— Begin Record list —

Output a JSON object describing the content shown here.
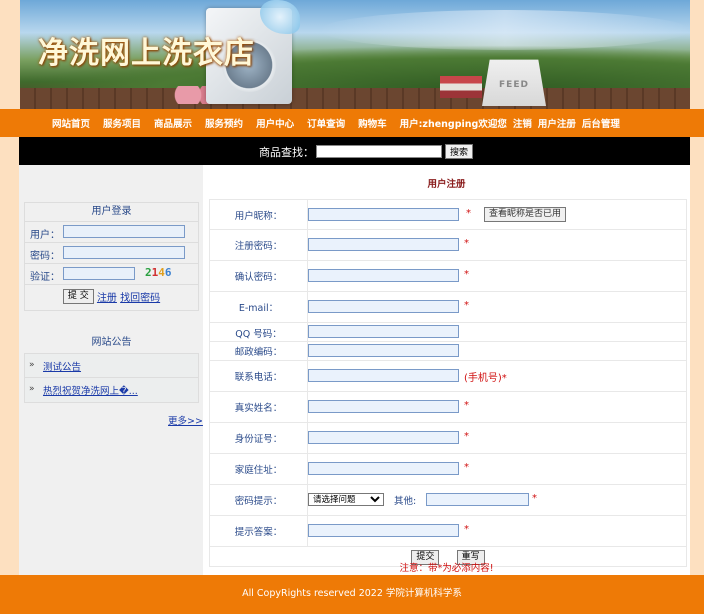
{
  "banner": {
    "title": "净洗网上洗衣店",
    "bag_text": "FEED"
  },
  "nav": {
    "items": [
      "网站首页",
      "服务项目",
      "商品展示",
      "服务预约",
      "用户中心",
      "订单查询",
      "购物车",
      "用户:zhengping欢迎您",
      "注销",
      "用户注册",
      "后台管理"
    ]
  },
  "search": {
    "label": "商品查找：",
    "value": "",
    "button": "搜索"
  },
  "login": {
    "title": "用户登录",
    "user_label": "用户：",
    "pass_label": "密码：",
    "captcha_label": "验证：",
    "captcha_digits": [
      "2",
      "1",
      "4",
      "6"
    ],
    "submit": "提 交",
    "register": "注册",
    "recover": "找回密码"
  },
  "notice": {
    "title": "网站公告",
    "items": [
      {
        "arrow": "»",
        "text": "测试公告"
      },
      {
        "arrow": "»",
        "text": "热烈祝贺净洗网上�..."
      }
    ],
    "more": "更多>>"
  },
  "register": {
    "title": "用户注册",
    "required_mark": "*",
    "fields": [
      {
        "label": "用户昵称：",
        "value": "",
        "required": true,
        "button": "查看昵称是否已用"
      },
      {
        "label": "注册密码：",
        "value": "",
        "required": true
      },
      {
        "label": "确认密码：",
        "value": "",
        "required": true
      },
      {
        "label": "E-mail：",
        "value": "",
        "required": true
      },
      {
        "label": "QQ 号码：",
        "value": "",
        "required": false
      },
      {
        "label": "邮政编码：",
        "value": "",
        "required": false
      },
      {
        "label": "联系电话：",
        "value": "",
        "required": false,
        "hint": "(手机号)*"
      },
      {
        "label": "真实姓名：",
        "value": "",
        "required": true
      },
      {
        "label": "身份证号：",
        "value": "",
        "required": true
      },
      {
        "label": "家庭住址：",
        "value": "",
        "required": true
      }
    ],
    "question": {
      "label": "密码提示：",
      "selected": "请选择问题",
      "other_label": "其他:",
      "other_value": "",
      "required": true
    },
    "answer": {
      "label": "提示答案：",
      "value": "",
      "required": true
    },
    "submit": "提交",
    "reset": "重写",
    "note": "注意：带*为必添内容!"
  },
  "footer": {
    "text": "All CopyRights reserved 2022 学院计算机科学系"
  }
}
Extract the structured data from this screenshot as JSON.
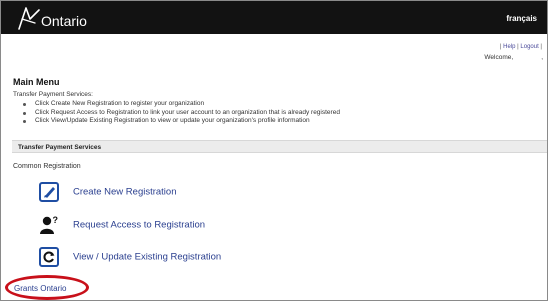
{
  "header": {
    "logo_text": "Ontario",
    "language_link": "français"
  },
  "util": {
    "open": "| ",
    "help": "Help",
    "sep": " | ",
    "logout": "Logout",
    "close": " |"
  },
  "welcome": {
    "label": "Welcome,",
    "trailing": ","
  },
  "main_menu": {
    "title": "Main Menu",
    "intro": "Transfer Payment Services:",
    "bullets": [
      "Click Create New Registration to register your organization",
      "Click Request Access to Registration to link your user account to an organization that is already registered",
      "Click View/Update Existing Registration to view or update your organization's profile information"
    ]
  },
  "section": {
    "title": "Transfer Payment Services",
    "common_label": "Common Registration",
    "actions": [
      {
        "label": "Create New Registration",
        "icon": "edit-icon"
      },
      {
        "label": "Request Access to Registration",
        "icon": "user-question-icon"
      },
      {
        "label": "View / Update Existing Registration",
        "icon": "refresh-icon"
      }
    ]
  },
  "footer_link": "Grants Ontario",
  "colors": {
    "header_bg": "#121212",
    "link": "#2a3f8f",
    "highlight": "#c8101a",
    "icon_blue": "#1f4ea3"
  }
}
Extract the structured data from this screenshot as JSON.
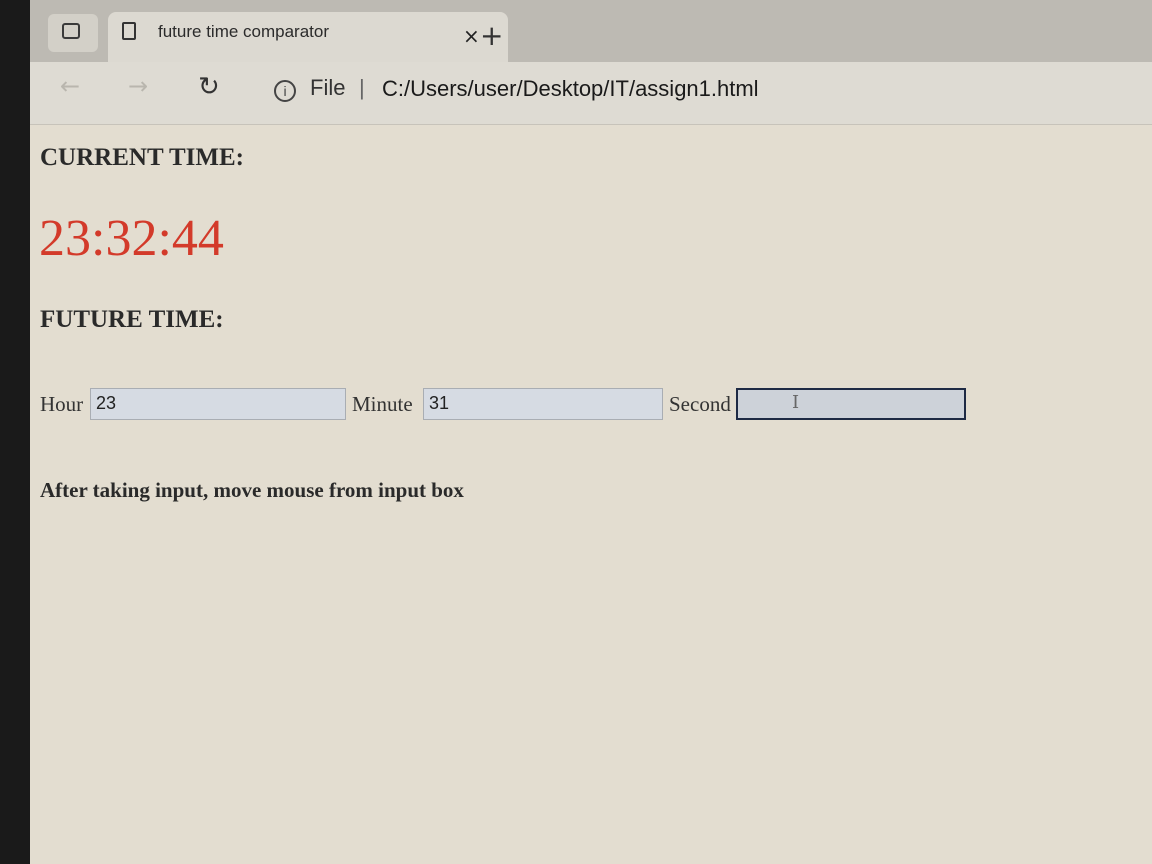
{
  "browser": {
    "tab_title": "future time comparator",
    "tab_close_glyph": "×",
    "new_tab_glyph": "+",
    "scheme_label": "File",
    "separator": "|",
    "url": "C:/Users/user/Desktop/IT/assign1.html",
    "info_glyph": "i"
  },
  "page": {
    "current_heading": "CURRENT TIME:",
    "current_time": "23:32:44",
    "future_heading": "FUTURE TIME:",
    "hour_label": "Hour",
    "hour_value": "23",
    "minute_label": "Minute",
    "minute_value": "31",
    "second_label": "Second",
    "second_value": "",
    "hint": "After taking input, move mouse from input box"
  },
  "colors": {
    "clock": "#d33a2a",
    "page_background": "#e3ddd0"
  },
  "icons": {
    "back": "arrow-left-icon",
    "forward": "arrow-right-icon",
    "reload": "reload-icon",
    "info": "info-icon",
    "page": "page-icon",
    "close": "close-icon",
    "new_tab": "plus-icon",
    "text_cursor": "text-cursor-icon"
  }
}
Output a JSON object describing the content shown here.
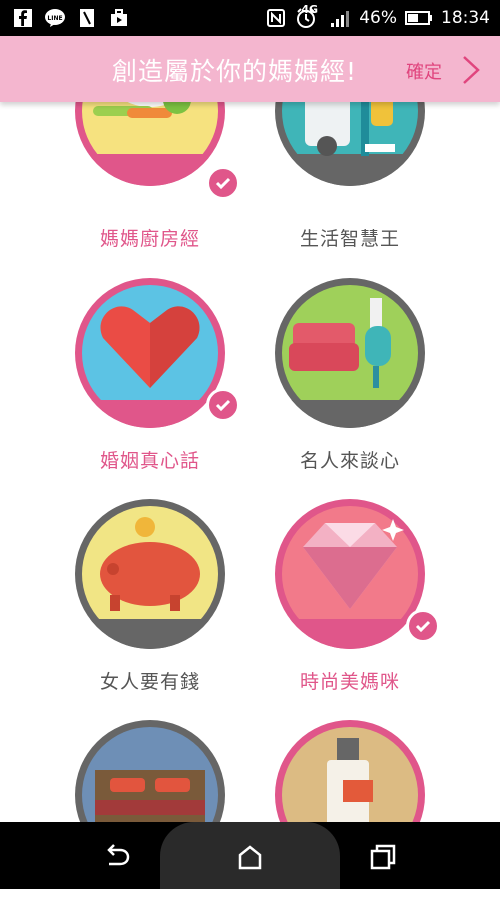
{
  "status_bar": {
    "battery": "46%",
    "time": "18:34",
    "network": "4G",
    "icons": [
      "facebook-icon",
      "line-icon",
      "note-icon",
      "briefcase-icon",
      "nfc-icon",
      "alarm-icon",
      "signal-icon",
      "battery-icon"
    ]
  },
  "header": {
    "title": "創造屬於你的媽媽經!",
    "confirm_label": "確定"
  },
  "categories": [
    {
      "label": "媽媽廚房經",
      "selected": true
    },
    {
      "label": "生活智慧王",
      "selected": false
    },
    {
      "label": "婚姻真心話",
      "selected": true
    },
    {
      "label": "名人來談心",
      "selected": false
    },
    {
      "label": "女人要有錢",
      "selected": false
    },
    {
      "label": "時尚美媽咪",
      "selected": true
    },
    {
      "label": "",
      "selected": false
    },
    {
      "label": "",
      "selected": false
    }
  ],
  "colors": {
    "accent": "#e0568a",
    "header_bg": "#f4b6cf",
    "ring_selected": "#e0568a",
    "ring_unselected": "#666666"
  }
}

— End Record list —

(Work to complete)
Copy out all the records exactly, excluding pictures.

(Solution for this exercise)
Output a JSON object describing the content shown here.
{
  "banner": {
    "title": "净洗网上洗衣店",
    "bag_text": "FEED"
  },
  "nav": {
    "items": [
      "网站首页",
      "服务项目",
      "商品展示",
      "服务预约",
      "用户中心",
      "订单查询",
      "购物车",
      "用户:zhengping欢迎您",
      "注销",
      "用户注册",
      "后台管理"
    ]
  },
  "search": {
    "label": "商品查找：",
    "value": "",
    "button": "搜索"
  },
  "login": {
    "title": "用户登录",
    "user_label": "用户：",
    "pass_label": "密码：",
    "captcha_label": "验证：",
    "captcha_digits": [
      "2",
      "1",
      "4",
      "6"
    ],
    "submit": "提 交",
    "register": "注册",
    "recover": "找回密码"
  },
  "notice": {
    "title": "网站公告",
    "items": [
      {
        "arrow": "»",
        "text": "测试公告"
      },
      {
        "arrow": "»",
        "text": "热烈祝贺净洗网上�..."
      }
    ],
    "more": "更多>>"
  },
  "register": {
    "title": "用户注册",
    "required_mark": "*",
    "fields": [
      {
        "label": "用户昵称：",
        "value": "",
        "required": true,
        "button": "查看昵称是否已用"
      },
      {
        "label": "注册密码：",
        "value": "",
        "required": true
      },
      {
        "label": "确认密码：",
        "value": "",
        "required": true
      },
      {
        "label": "E-mail：",
        "value": "",
        "required": true
      },
      {
        "label": "QQ 号码：",
        "value": "",
        "required": false
      },
      {
        "label": "邮政编码：",
        "value": "",
        "required": false
      },
      {
        "label": "联系电话：",
        "value": "",
        "required": false,
        "hint": "(手机号)*"
      },
      {
        "label": "真实姓名：",
        "value": "",
        "required": true
      },
      {
        "label": "身份证号：",
        "value": "",
        "required": true
      },
      {
        "label": "家庭住址：",
        "value": "",
        "required": true
      }
    ],
    "question": {
      "label": "密码提示：",
      "selected": "请选择问题",
      "other_label": "其他:",
      "other_value": "",
      "required": true
    },
    "answer": {
      "label": "提示答案：",
      "value": "",
      "required": true
    },
    "submit": "提交",
    "reset": "重写",
    "note": "注意：带*为必添内容!"
  },
  "footer": {
    "text": "All CopyRights reserved 2022 学院计算机科学系"
  }
}
Extract the structured data from this screenshot as JSON.
{
  "header": {
    "logo_text": "Ontario",
    "language_link": "français"
  },
  "util": {
    "open": "| ",
    "help": "Help",
    "sep": " | ",
    "logout": "Logout",
    "close": " |"
  },
  "welcome": {
    "label": "Welcome,",
    "trailing": ","
  },
  "main_menu": {
    "title": "Main Menu",
    "intro": "Transfer Payment Services:",
    "bullets": [
      "Click Create New Registration to register your organization",
      "Click Request Access to Registration to link your user account to an organization that is already registered",
      "Click View/Update Existing Registration to view or update your organization's profile information"
    ]
  },
  "section": {
    "title": "Transfer Payment Services",
    "common_label": "Common Registration",
    "actions": [
      {
        "label": "Create New Registration",
        "icon": "edit-icon"
      },
      {
        "label": "Request Access to Registration",
        "icon": "user-question-icon"
      },
      {
        "label": "View / Update Existing Registration",
        "icon": "refresh-icon"
      }
    ]
  },
  "footer_link": "Grants Ontario",
  "colors": {
    "header_bg": "#121212",
    "link": "#2a3f8f",
    "highlight": "#c8101a",
    "icon_blue": "#1f4ea3"
  }
}
Extract the structured data from this screenshot as JSON.
{
  "browser": {
    "tab_title": "future time comparator",
    "tab_close_glyph": "×",
    "new_tab_glyph": "+",
    "scheme_label": "File",
    "separator": "|",
    "url": "C:/Users/user/Desktop/IT/assign1.html",
    "info_glyph": "i"
  },
  "page": {
    "current_heading": "CURRENT TIME:",
    "current_time": "23:32:44",
    "future_heading": "FUTURE TIME:",
    "hour_label": "Hour",
    "hour_value": "23",
    "minute_label": "Minute",
    "minute_value": "31",
    "second_label": "Second",
    "second_value": "",
    "hint": "After taking input, move mouse from input box"
  },
  "colors": {
    "clock": "#d33a2a",
    "page_background": "#e3ddd0"
  },
  "icons": {
    "back": "arrow-left-icon",
    "forward": "arrow-right-icon",
    "reload": "reload-icon",
    "info": "info-icon",
    "page": "page-icon",
    "close": "close-icon",
    "new_tab": "plus-icon",
    "text_cursor": "text-cursor-icon"
  }
}
Output a JSON object describing the content shown here.
{
  "status_bar": {
    "battery": "46%",
    "time": "18:34",
    "network": "4G",
    "icons": [
      "facebook-icon",
      "line-icon",
      "note-icon",
      "briefcase-icon",
      "nfc-icon",
      "alarm-icon",
      "signal-icon",
      "battery-icon"
    ]
  },
  "header": {
    "title": "創造屬於你的媽媽經!",
    "confirm_label": "確定"
  },
  "categories": [
    {
      "label": "媽媽廚房經",
      "selected": true
    },
    {
      "label": "生活智慧王",
      "selected": false
    },
    {
      "label": "婚姻真心話",
      "selected": true
    },
    {
      "label": "名人來談心",
      "selected": false
    },
    {
      "label": "女人要有錢",
      "selected": false
    },
    {
      "label": "時尚美媽咪",
      "selected": true
    },
    {
      "label": "",
      "selected": false
    },
    {
      "label": "",
      "selected": false
    }
  ],
  "colors": {
    "accent": "#e0568a",
    "header_bg": "#f4b6cf",
    "ring_selected": "#e0568a",
    "ring_unselected": "#666666"
  }
}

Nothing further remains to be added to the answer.